- _Short exercise_: Write the listing out again, all of it, word for word.

- _Records supplied_:
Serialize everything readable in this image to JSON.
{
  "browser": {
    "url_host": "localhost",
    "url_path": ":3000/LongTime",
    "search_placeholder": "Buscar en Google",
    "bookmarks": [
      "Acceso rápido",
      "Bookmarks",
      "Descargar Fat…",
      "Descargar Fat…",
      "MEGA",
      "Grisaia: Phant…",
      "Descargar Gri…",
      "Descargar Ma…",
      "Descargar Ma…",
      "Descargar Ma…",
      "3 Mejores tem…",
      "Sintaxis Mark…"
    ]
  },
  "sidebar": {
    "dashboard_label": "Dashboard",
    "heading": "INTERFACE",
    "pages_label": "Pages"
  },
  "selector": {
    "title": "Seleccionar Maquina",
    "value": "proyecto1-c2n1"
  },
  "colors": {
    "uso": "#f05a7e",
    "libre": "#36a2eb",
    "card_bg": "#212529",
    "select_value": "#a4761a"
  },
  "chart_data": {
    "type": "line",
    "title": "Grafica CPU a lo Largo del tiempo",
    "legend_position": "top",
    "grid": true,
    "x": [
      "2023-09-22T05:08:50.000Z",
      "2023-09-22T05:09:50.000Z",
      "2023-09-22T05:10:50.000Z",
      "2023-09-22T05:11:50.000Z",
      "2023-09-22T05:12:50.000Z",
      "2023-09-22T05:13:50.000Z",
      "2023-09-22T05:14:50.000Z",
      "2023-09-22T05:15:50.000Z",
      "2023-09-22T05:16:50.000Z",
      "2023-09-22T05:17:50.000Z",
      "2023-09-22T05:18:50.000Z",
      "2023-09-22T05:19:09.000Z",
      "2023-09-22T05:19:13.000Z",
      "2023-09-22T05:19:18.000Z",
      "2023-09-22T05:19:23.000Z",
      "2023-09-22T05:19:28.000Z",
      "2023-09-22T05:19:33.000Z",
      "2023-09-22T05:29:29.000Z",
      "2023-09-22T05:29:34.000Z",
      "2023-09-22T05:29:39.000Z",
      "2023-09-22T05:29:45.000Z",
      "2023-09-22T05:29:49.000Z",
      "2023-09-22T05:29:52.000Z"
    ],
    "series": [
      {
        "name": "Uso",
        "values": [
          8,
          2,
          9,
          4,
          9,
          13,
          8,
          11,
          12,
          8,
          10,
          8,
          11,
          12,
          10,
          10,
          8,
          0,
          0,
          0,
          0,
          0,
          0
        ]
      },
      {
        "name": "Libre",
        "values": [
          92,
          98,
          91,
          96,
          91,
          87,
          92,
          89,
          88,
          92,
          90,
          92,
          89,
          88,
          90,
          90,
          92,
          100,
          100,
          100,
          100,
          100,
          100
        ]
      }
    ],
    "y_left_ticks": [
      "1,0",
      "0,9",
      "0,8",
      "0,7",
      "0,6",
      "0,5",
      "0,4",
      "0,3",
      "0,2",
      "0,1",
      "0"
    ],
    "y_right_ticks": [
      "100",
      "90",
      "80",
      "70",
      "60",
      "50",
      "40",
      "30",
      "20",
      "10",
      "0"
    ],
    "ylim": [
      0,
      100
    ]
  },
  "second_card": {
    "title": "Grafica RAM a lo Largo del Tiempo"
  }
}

- _Problem solution_:
Serialize everything readable in this image to JSON.
{
  "browser": {
    "url_host": "localhost",
    "url_path": ":3000/LongTime",
    "search_placeholder": "Buscar en Google",
    "bookmarks": [
      "Acceso rápido",
      "Bookmarks",
      "Descargar Fat…",
      "Descargar Fat…",
      "MEGA",
      "Grisaia: Phant…",
      "Descargar Gri…",
      "Descargar Ma…",
      "Descargar Ma…",
      "Descargar Ma…",
      "3 Mejores tem…",
      "Sintaxis Mark…"
    ]
  },
  "sidebar": {
    "dashboard_label": "Dashboard",
    "heading": "INTERFACE",
    "pages_label": "Pages"
  },
  "selector": {
    "title": "Seleccionar Maquina",
    "value": "proyecto1-c2n1"
  },
  "colors": {
    "uso": "#f05a7e",
    "libre": "#36a2eb",
    "card_bg": "#212529",
    "select_value": "#a4761a"
  },
  "chart_data": {
    "type": "line",
    "title": "Grafica CPU a lo Largo del tiempo",
    "legend_position": "top",
    "grid": true,
    "x": [
      "2023-09-22T05:08:50.000Z",
      "2023-09-22T05:09:50.000Z",
      "2023-09-22T05:10:50.000Z",
      "2023-09-22T05:11:50.000Z",
      "2023-09-22T05:12:50.000Z",
      "2023-09-22T05:13:50.000Z",
      "2023-09-22T05:14:50.000Z",
      "2023-09-22T05:15:50.000Z",
      "2023-09-22T05:16:50.000Z",
      "2023-09-22T05:17:50.000Z",
      "2023-09-22T05:18:50.000Z",
      "2023-09-22T05:19:09.000Z",
      "2023-09-22T05:19:13.000Z",
      "2023-09-22T05:19:18.000Z",
      "2023-09-22T05:19:23.000Z",
      "2023-09-22T05:19:28.000Z",
      "2023-09-22T05:19:33.000Z",
      "2023-09-22T05:29:29.000Z",
      "2023-09-22T05:29:34.000Z",
      "2023-09-22T05:29:39.000Z",
      "2023-09-22T05:29:45.000Z",
      "2023-09-22T05:29:49.000Z",
      "2023-09-22T05:29:52.000Z"
    ],
    "series": [
      {
        "name": "Uso",
        "values": [
          8,
          2,
          9,
          4,
          9,
          13,
          8,
          11,
          12,
          8,
          10,
          8,
          11,
          12,
          10,
          10,
          8,
          0,
          0,
          0,
          0,
          0,
          0
        ]
      },
      {
        "name": "Libre",
        "values": [
          92,
          98,
          91,
          96,
          91,
          87,
          92,
          89,
          88,
          92,
          90,
          92,
          89,
          88,
          90,
          90,
          92,
          100,
          100,
          100,
          100,
          100,
          100
        ]
      }
    ],
    "y_left_ticks": [
      "1,0",
      "0,9",
      "0,8",
      "0,7",
      "0,6",
      "0,5",
      "0,4",
      "0,3",
      "0,2",
      "0,1",
      "0"
    ],
    "y_right_ticks": [
      "100",
      "90",
      "80",
      "70",
      "60",
      "50",
      "40",
      "30",
      "20",
      "10",
      "0"
    ],
    "ylim": [
      0,
      100
    ]
  },
  "second_card": {
    "title": "Grafica RAM a lo Largo del Tiempo"
  }
}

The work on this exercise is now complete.